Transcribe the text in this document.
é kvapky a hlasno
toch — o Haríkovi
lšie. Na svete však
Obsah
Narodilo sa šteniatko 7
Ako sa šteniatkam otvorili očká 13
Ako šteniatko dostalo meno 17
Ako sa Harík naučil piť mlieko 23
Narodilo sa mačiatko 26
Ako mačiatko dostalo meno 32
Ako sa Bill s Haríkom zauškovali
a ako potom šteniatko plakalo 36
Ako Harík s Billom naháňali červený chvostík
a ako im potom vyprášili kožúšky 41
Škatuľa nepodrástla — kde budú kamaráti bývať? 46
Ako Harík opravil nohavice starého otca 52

-----

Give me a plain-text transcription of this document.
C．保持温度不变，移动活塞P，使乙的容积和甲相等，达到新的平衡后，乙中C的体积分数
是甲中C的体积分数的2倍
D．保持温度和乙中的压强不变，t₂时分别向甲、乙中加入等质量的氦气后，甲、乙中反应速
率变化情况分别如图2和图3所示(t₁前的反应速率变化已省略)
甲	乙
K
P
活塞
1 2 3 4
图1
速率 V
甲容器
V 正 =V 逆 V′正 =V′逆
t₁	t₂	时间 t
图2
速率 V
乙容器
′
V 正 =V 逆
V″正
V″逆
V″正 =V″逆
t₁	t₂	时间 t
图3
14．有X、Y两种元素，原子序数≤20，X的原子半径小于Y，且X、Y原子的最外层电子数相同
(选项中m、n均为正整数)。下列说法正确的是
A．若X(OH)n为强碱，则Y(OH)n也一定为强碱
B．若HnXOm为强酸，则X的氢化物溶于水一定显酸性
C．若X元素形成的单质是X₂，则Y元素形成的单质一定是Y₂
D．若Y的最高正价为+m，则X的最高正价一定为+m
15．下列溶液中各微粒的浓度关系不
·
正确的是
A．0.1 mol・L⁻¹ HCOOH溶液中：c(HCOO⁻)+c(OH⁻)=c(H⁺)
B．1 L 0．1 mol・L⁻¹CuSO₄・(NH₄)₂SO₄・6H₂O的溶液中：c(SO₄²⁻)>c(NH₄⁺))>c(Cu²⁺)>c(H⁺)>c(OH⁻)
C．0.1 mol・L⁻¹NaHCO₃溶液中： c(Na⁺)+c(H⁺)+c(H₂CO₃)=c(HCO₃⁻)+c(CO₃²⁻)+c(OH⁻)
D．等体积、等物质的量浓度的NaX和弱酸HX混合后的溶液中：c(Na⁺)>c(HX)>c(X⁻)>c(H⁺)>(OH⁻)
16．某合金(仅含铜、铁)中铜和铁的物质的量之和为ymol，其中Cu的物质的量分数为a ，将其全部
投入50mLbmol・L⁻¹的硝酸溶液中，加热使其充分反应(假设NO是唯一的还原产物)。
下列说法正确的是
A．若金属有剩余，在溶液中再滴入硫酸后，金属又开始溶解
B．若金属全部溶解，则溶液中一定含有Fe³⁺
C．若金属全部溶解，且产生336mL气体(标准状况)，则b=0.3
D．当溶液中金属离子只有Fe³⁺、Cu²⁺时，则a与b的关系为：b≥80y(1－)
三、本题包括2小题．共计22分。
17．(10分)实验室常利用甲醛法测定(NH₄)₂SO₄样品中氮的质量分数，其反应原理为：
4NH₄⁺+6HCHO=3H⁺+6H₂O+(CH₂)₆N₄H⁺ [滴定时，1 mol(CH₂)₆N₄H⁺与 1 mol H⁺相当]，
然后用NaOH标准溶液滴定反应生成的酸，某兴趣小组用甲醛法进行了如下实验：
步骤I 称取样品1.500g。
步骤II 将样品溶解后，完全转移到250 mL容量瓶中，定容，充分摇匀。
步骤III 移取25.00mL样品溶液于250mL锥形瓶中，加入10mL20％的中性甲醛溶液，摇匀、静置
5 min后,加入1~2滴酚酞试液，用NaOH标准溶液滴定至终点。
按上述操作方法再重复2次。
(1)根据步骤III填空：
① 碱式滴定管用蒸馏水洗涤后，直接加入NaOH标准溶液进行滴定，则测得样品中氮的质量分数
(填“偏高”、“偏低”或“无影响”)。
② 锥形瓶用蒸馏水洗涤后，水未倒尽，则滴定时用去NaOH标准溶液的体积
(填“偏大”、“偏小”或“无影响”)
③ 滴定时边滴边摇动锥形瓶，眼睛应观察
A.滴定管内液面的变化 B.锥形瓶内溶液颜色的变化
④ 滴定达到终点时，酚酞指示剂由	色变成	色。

-----

» TASK GOAL
Locate the word "text" in the entries, and copy every line where it is found.

» EXERCISE RESPONSE
Transcribe the text in this document.
Give me a plain-text transcription of this document.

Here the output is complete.